> [PROBLEM TO WORK ON]:
Collect all the lines that mention the word "caption".

> [INPUT DATA]:

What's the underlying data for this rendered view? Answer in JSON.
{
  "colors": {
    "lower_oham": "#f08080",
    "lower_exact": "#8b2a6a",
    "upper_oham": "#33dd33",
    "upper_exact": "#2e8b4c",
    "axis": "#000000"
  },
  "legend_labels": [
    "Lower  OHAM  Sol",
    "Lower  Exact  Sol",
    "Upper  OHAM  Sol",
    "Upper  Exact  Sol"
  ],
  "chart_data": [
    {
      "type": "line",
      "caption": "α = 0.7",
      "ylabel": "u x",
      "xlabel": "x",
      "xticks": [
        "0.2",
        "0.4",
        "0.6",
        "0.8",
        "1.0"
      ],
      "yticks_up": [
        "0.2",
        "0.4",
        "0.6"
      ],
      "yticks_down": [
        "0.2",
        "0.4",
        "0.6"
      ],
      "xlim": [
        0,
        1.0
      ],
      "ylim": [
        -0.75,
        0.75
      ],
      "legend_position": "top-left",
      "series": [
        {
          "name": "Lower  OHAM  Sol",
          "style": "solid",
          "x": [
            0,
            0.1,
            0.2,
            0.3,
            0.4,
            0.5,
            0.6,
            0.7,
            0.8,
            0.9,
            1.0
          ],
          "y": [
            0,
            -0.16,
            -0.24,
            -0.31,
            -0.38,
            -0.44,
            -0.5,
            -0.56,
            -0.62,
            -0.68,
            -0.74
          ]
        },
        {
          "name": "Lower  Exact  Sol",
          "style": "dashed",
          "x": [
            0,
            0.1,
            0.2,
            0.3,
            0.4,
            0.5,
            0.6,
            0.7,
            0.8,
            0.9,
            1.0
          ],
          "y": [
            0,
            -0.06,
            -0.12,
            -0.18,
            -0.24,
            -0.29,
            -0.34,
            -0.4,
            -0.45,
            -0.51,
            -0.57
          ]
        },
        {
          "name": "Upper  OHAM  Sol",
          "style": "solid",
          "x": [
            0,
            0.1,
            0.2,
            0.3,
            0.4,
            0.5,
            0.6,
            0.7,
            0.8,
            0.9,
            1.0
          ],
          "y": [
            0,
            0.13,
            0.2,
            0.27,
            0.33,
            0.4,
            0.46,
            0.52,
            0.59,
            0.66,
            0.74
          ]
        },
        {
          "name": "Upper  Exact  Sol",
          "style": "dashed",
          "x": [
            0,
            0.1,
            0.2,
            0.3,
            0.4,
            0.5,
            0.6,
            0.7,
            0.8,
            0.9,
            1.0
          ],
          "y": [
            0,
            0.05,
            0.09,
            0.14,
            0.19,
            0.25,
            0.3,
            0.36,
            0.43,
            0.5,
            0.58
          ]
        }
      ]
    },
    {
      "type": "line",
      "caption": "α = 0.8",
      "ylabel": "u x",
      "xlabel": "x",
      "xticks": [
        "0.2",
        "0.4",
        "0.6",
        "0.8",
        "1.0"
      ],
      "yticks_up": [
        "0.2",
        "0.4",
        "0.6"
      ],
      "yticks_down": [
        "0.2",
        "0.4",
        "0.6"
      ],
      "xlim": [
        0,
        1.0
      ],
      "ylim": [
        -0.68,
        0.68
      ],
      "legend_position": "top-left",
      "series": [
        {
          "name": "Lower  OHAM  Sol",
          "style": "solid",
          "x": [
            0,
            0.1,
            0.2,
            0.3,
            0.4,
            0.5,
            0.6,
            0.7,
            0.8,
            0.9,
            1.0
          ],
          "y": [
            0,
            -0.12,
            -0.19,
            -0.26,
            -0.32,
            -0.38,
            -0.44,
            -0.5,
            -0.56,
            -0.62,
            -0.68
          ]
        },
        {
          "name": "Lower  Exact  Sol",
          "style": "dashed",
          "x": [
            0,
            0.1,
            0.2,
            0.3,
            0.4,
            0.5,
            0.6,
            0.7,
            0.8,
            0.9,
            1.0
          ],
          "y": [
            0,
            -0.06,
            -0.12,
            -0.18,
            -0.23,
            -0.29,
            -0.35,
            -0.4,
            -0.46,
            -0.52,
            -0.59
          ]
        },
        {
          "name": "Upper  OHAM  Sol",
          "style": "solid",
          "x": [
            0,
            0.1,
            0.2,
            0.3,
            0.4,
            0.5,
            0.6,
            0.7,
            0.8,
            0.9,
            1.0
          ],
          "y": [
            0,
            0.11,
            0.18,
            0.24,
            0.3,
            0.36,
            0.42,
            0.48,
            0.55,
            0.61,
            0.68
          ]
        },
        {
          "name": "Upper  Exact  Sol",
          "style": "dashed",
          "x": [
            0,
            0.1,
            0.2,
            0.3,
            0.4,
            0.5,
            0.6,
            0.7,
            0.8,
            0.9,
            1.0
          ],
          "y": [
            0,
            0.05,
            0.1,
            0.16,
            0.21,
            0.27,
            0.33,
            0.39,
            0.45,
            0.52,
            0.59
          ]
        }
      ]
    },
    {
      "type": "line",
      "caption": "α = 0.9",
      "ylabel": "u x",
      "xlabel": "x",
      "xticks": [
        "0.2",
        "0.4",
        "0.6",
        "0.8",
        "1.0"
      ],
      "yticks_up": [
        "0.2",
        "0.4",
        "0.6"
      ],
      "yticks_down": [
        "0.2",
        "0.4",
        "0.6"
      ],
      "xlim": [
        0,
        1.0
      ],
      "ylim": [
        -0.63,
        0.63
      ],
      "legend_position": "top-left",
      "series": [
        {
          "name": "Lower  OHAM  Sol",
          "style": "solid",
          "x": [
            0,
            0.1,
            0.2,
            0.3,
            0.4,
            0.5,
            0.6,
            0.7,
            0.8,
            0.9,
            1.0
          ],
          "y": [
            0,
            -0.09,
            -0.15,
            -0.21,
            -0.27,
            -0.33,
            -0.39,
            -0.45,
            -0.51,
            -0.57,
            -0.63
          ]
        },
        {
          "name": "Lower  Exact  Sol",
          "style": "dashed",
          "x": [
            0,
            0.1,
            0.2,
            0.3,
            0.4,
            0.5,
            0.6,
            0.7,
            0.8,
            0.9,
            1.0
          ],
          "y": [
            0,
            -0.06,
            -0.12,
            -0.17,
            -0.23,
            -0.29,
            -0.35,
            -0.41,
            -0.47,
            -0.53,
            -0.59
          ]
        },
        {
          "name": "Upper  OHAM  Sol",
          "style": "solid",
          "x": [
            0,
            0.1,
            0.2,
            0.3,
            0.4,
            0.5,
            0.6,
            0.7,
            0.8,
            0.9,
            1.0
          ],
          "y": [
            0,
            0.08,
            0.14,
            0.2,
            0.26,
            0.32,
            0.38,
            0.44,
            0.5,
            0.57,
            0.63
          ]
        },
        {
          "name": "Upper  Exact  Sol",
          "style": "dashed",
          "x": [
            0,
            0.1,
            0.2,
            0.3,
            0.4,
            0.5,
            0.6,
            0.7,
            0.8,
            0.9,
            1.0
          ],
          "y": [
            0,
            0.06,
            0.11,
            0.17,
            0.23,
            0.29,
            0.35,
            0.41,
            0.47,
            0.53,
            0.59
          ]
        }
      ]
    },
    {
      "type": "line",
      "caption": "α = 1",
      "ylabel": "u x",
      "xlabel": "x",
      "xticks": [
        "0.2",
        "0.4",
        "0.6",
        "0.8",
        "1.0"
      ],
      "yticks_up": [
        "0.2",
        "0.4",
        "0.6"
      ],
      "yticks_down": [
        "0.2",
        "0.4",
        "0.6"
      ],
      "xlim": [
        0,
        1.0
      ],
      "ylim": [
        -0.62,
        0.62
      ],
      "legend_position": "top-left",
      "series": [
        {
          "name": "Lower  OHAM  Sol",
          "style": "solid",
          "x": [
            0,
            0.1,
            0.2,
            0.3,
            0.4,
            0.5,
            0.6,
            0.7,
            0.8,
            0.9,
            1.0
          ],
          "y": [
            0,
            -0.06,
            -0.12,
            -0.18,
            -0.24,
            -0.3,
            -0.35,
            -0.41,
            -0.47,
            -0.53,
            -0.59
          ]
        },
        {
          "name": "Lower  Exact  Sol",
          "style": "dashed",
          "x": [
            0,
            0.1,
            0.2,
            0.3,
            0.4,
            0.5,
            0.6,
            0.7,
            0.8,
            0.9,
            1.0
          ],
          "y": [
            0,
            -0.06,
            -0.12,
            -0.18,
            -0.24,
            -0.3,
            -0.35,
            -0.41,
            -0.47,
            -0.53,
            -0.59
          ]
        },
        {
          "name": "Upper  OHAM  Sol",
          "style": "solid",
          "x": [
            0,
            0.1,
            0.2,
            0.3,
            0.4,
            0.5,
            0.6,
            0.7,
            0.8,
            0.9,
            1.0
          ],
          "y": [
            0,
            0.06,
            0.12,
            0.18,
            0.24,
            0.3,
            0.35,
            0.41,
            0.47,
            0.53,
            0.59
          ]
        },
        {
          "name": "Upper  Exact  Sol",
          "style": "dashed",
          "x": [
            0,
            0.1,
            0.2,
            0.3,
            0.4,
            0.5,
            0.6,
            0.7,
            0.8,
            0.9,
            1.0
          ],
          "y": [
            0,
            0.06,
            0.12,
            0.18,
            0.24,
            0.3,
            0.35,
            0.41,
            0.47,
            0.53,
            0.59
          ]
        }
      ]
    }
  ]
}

> [ANSWER]:
      "caption": "α = 0.7",
      "caption": "α = 0.8",
      "caption": "α = 0.9",
      "caption": "α = 1",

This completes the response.